» RECORDS FOR THIS TASK:
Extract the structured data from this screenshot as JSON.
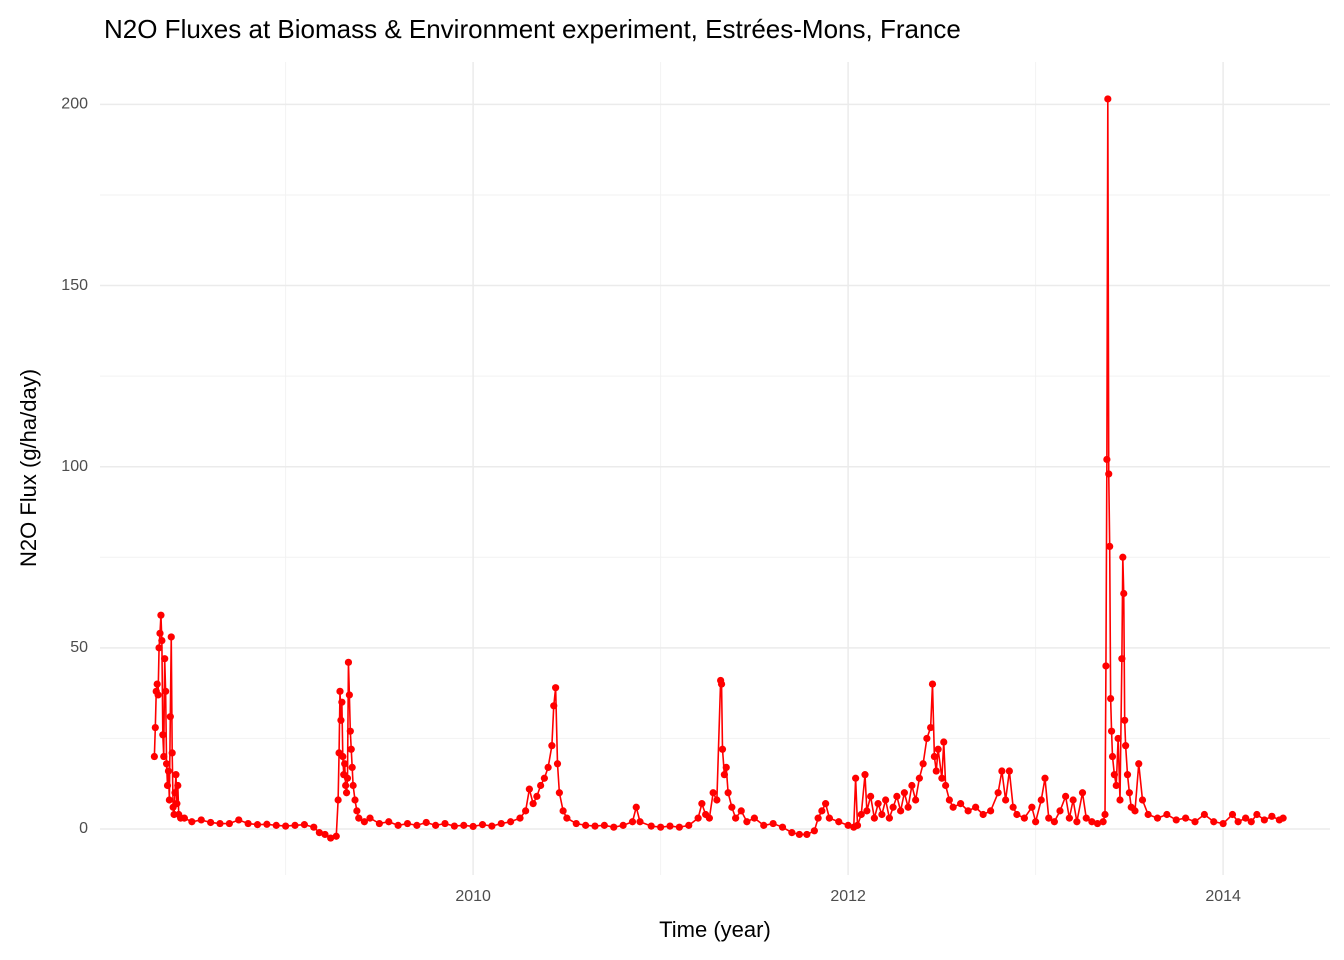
{
  "chart_data": {
    "type": "line",
    "title": "N2O Fluxes at Biomass & Environment experiment, Estrées-Mons, France",
    "x_label": "Time (year)",
    "y_label": "N2O Flux (g/ha/day)",
    "color": "#ff0000",
    "grid": true,
    "xlim": [
      2008.01,
      2014.57
    ],
    "xticks": [
      2010,
      2012,
      2014
    ],
    "ylim": [
      -12.7,
      211.7
    ],
    "yticks": [
      0,
      50,
      100,
      150,
      200
    ],
    "x": [
      2008.3,
      2008.305,
      2008.31,
      2008.315,
      2008.32,
      2008.325,
      2008.33,
      2008.335,
      2008.34,
      2008.345,
      2008.35,
      2008.355,
      2008.36,
      2008.365,
      2008.37,
      2008.375,
      2008.38,
      2008.385,
      2008.39,
      2008.395,
      2008.4,
      2008.405,
      2008.41,
      2008.415,
      2008.42,
      2008.425,
      2008.43,
      2008.44,
      2008.46,
      2008.5,
      2008.55,
      2008.6,
      2008.65,
      2008.7,
      2008.75,
      2008.8,
      2008.85,
      2008.9,
      2008.95,
      2009.0,
      2009.05,
      2009.1,
      2009.15,
      2009.18,
      2009.21,
      2009.24,
      2009.27,
      2009.28,
      2009.285,
      2009.29,
      2009.295,
      2009.3,
      2009.305,
      2009.31,
      2009.315,
      2009.32,
      2009.325,
      2009.33,
      2009.335,
      2009.34,
      2009.345,
      2009.35,
      2009.355,
      2009.36,
      2009.37,
      2009.38,
      2009.39,
      2009.42,
      2009.45,
      2009.5,
      2009.55,
      2009.6,
      2009.65,
      2009.7,
      2009.75,
      2009.8,
      2009.85,
      2009.9,
      2009.95,
      2010.0,
      2010.05,
      2010.1,
      2010.15,
      2010.2,
      2010.25,
      2010.28,
      2010.3,
      2010.32,
      2010.34,
      2010.36,
      2010.38,
      2010.4,
      2010.42,
      2010.43,
      2010.44,
      2010.45,
      2010.46,
      2010.48,
      2010.5,
      2010.55,
      2010.6,
      2010.65,
      2010.7,
      2010.75,
      2010.8,
      2010.85,
      2010.87,
      2010.89,
      2010.95,
      2011.0,
      2011.05,
      2011.1,
      2011.15,
      2011.2,
      2011.22,
      2011.24,
      2011.26,
      2011.28,
      2011.3,
      2011.32,
      2011.325,
      2011.33,
      2011.34,
      2011.35,
      2011.36,
      2011.38,
      2011.4,
      2011.43,
      2011.46,
      2011.5,
      2011.55,
      2011.6,
      2011.65,
      2011.7,
      2011.74,
      2011.78,
      2011.82,
      2011.84,
      2011.86,
      2011.88,
      2011.9,
      2011.95,
      2012.0,
      2012.03,
      2012.04,
      2012.05,
      2012.07,
      2012.09,
      2012.1,
      2012.12,
      2012.14,
      2012.16,
      2012.18,
      2012.2,
      2012.22,
      2012.24,
      2012.26,
      2012.28,
      2012.3,
      2012.32,
      2012.34,
      2012.36,
      2012.38,
      2012.4,
      2012.42,
      2012.44,
      2012.45,
      2012.46,
      2012.47,
      2012.48,
      2012.5,
      2012.51,
      2012.52,
      2012.54,
      2012.56,
      2012.6,
      2012.64,
      2012.68,
      2012.72,
      2012.76,
      2012.8,
      2012.82,
      2012.84,
      2012.86,
      2012.88,
      2012.9,
      2012.94,
      2012.98,
      2013.0,
      2013.03,
      2013.05,
      2013.07,
      2013.1,
      2013.13,
      2013.16,
      2013.18,
      2013.2,
      2013.22,
      2013.25,
      2013.27,
      2013.3,
      2013.33,
      2013.36,
      2013.37,
      2013.375,
      2013.38,
      2013.385,
      2013.39,
      2013.395,
      2013.4,
      2013.405,
      2013.41,
      2013.42,
      2013.43,
      2013.44,
      2013.45,
      2013.46,
      2013.465,
      2013.47,
      2013.475,
      2013.48,
      2013.49,
      2013.5,
      2013.51,
      2013.53,
      2013.55,
      2013.57,
      2013.6,
      2013.65,
      2013.7,
      2013.75,
      2013.8,
      2013.85,
      2013.9,
      2013.95,
      2014.0,
      2014.05,
      2014.08,
      2014.12,
      2014.15,
      2014.18,
      2014.22,
      2014.26,
      2014.3,
      2014.32
    ],
    "values": [
      20,
      28,
      38,
      40,
      37,
      50,
      54,
      59,
      52,
      26,
      20,
      47,
      38,
      18,
      12,
      16,
      8,
      31,
      53,
      21,
      6,
      4,
      10,
      15,
      7,
      12,
      4,
      3,
      3,
      2,
      2.5,
      1.8,
      1.5,
      1.5,
      2.5,
      1.5,
      1.2,
      1.3,
      1,
      0.8,
      1,
      1.2,
      0.5,
      -1,
      -1.5,
      -2.5,
      -2,
      8,
      21,
      38,
      30,
      35,
      20,
      15,
      18,
      12,
      10,
      14,
      46,
      37,
      27,
      22,
      17,
      12,
      8,
      5,
      3,
      2,
      3,
      1.5,
      2,
      1,
      1.5,
      1,
      1.8,
      1,
      1.5,
      0.8,
      1,
      0.7,
      1.2,
      0.8,
      1.5,
      2,
      3,
      5,
      11,
      7,
      9,
      12,
      14,
      17,
      23,
      34,
      39,
      18,
      10,
      5,
      3,
      1.5,
      1,
      0.8,
      1,
      0.5,
      1,
      2,
      6,
      2,
      0.8,
      0.5,
      0.8,
      0.5,
      1,
      3,
      7,
      4,
      3,
      10,
      8,
      41,
      40,
      22,
      15,
      17,
      10,
      6,
      3,
      5,
      2,
      3,
      1,
      1.5,
      0.5,
      -1,
      -1.5,
      -1.5,
      -0.5,
      3,
      5,
      7,
      3,
      2,
      1,
      0.5,
      14,
      1,
      4,
      15,
      5,
      9,
      3,
      7,
      4,
      8,
      3,
      6,
      9,
      5,
      10,
      6,
      12,
      8,
      14,
      18,
      25,
      28,
      40,
      20,
      16,
      22,
      14,
      24,
      12,
      8,
      6,
      7,
      5,
      6,
      4,
      5,
      10,
      16,
      8,
      16,
      6,
      4,
      3,
      6,
      2,
      8,
      14,
      3,
      2,
      5,
      9,
      3,
      8,
      2,
      10,
      3,
      2,
      1.5,
      2,
      4,
      45,
      102,
      201.5,
      98,
      78,
      36,
      27,
      20,
      15,
      12,
      25,
      8,
      47,
      75,
      65,
      30,
      23,
      15,
      10,
      6,
      5,
      18,
      8,
      4,
      3,
      4,
      2.5,
      3,
      2,
      4,
      2,
      1.5,
      4,
      2,
      3,
      2,
      4,
      2.5,
      3.5,
      2.5,
      3
    ]
  }
}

» GIVEN PROBLEM:
Every line of text is to be repeated exactly; pictures are left out.

» WRITTEN ANSWER:
Extract the structured data from this screenshot as JSON.
{
  "chart_data": {
    "type": "line",
    "title": "N2O Fluxes at Biomass & Environment experiment, Estrées-Mons, France",
    "x_label": "Time (year)",
    "y_label": "N2O Flux (g/ha/day)",
    "color": "#ff0000",
    "grid": true,
    "xlim": [
      2008.01,
      2014.57
    ],
    "xticks": [
      2010,
      2012,
      2014
    ],
    "ylim": [
      -12.7,
      211.7
    ],
    "yticks": [
      0,
      50,
      100,
      150,
      200
    ],
    "x": [
      2008.3,
      2008.305,
      2008.31,
      2008.315,
      2008.32,
      2008.325,
      2008.33,
      2008.335,
      2008.34,
      2008.345,
      2008.35,
      2008.355,
      2008.36,
      2008.365,
      2008.37,
      2008.375,
      2008.38,
      2008.385,
      2008.39,
      2008.395,
      2008.4,
      2008.405,
      2008.41,
      2008.415,
      2008.42,
      2008.425,
      2008.43,
      2008.44,
      2008.46,
      2008.5,
      2008.55,
      2008.6,
      2008.65,
      2008.7,
      2008.75,
      2008.8,
      2008.85,
      2008.9,
      2008.95,
      2009.0,
      2009.05,
      2009.1,
      2009.15,
      2009.18,
      2009.21,
      2009.24,
      2009.27,
      2009.28,
      2009.285,
      2009.29,
      2009.295,
      2009.3,
      2009.305,
      2009.31,
      2009.315,
      2009.32,
      2009.325,
      2009.33,
      2009.335,
      2009.34,
      2009.345,
      2009.35,
      2009.355,
      2009.36,
      2009.37,
      2009.38,
      2009.39,
      2009.42,
      2009.45,
      2009.5,
      2009.55,
      2009.6,
      2009.65,
      2009.7,
      2009.75,
      2009.8,
      2009.85,
      2009.9,
      2009.95,
      2010.0,
      2010.05,
      2010.1,
      2010.15,
      2010.2,
      2010.25,
      2010.28,
      2010.3,
      2010.32,
      2010.34,
      2010.36,
      2010.38,
      2010.4,
      2010.42,
      2010.43,
      2010.44,
      2010.45,
      2010.46,
      2010.48,
      2010.5,
      2010.55,
      2010.6,
      2010.65,
      2010.7,
      2010.75,
      2010.8,
      2010.85,
      2010.87,
      2010.89,
      2010.95,
      2011.0,
      2011.05,
      2011.1,
      2011.15,
      2011.2,
      2011.22,
      2011.24,
      2011.26,
      2011.28,
      2011.3,
      2011.32,
      2011.325,
      2011.33,
      2011.34,
      2011.35,
      2011.36,
      2011.38,
      2011.4,
      2011.43,
      2011.46,
      2011.5,
      2011.55,
      2011.6,
      2011.65,
      2011.7,
      2011.74,
      2011.78,
      2011.82,
      2011.84,
      2011.86,
      2011.88,
      2011.9,
      2011.95,
      2012.0,
      2012.03,
      2012.04,
      2012.05,
      2012.07,
      2012.09,
      2012.1,
      2012.12,
      2012.14,
      2012.16,
      2012.18,
      2012.2,
      2012.22,
      2012.24,
      2012.26,
      2012.28,
      2012.3,
      2012.32,
      2012.34,
      2012.36,
      2012.38,
      2012.4,
      2012.42,
      2012.44,
      2012.45,
      2012.46,
      2012.47,
      2012.48,
      2012.5,
      2012.51,
      2012.52,
      2012.54,
      2012.56,
      2012.6,
      2012.64,
      2012.68,
      2012.72,
      2012.76,
      2012.8,
      2012.82,
      2012.84,
      2012.86,
      2012.88,
      2012.9,
      2012.94,
      2012.98,
      2013.0,
      2013.03,
      2013.05,
      2013.07,
      2013.1,
      2013.13,
      2013.16,
      2013.18,
      2013.2,
      2013.22,
      2013.25,
      2013.27,
      2013.3,
      2013.33,
      2013.36,
      2013.37,
      2013.375,
      2013.38,
      2013.385,
      2013.39,
      2013.395,
      2013.4,
      2013.405,
      2013.41,
      2013.42,
      2013.43,
      2013.44,
      2013.45,
      2013.46,
      2013.465,
      2013.47,
      2013.475,
      2013.48,
      2013.49,
      2013.5,
      2013.51,
      2013.53,
      2013.55,
      2013.57,
      2013.6,
      2013.65,
      2013.7,
      2013.75,
      2013.8,
      2013.85,
      2013.9,
      2013.95,
      2014.0,
      2014.05,
      2014.08,
      2014.12,
      2014.15,
      2014.18,
      2014.22,
      2014.26,
      2014.3,
      2014.32
    ],
    "values": [
      20,
      28,
      38,
      40,
      37,
      50,
      54,
      59,
      52,
      26,
      20,
      47,
      38,
      18,
      12,
      16,
      8,
      31,
      53,
      21,
      6,
      4,
      10,
      15,
      7,
      12,
      4,
      3,
      3,
      2,
      2.5,
      1.8,
      1.5,
      1.5,
      2.5,
      1.5,
      1.2,
      1.3,
      1,
      0.8,
      1,
      1.2,
      0.5,
      -1,
      -1.5,
      -2.5,
      -2,
      8,
      21,
      38,
      30,
      35,
      20,
      15,
      18,
      12,
      10,
      14,
      46,
      37,
      27,
      22,
      17,
      12,
      8,
      5,
      3,
      2,
      3,
      1.5,
      2,
      1,
      1.5,
      1,
      1.8,
      1,
      1.5,
      0.8,
      1,
      0.7,
      1.2,
      0.8,
      1.5,
      2,
      3,
      5,
      11,
      7,
      9,
      12,
      14,
      17,
      23,
      34,
      39,
      18,
      10,
      5,
      3,
      1.5,
      1,
      0.8,
      1,
      0.5,
      1,
      2,
      6,
      2,
      0.8,
      0.5,
      0.8,
      0.5,
      1,
      3,
      7,
      4,
      3,
      10,
      8,
      41,
      40,
      22,
      15,
      17,
      10,
      6,
      3,
      5,
      2,
      3,
      1,
      1.5,
      0.5,
      -1,
      -1.5,
      -1.5,
      -0.5,
      3,
      5,
      7,
      3,
      2,
      1,
      0.5,
      14,
      1,
      4,
      15,
      5,
      9,
      3,
      7,
      4,
      8,
      3,
      6,
      9,
      5,
      10,
      6,
      12,
      8,
      14,
      18,
      25,
      28,
      40,
      20,
      16,
      22,
      14,
      24,
      12,
      8,
      6,
      7,
      5,
      6,
      4,
      5,
      10,
      16,
      8,
      16,
      6,
      4,
      3,
      6,
      2,
      8,
      14,
      3,
      2,
      5,
      9,
      3,
      8,
      2,
      10,
      3,
      2,
      1.5,
      2,
      4,
      45,
      102,
      201.5,
      98,
      78,
      36,
      27,
      20,
      15,
      12,
      25,
      8,
      47,
      75,
      65,
      30,
      23,
      15,
      10,
      6,
      5,
      18,
      8,
      4,
      3,
      4,
      2.5,
      3,
      2,
      4,
      2,
      1.5,
      4,
      2,
      3,
      2,
      4,
      2.5,
      3.5,
      2.5,
      3
    ]
  }
}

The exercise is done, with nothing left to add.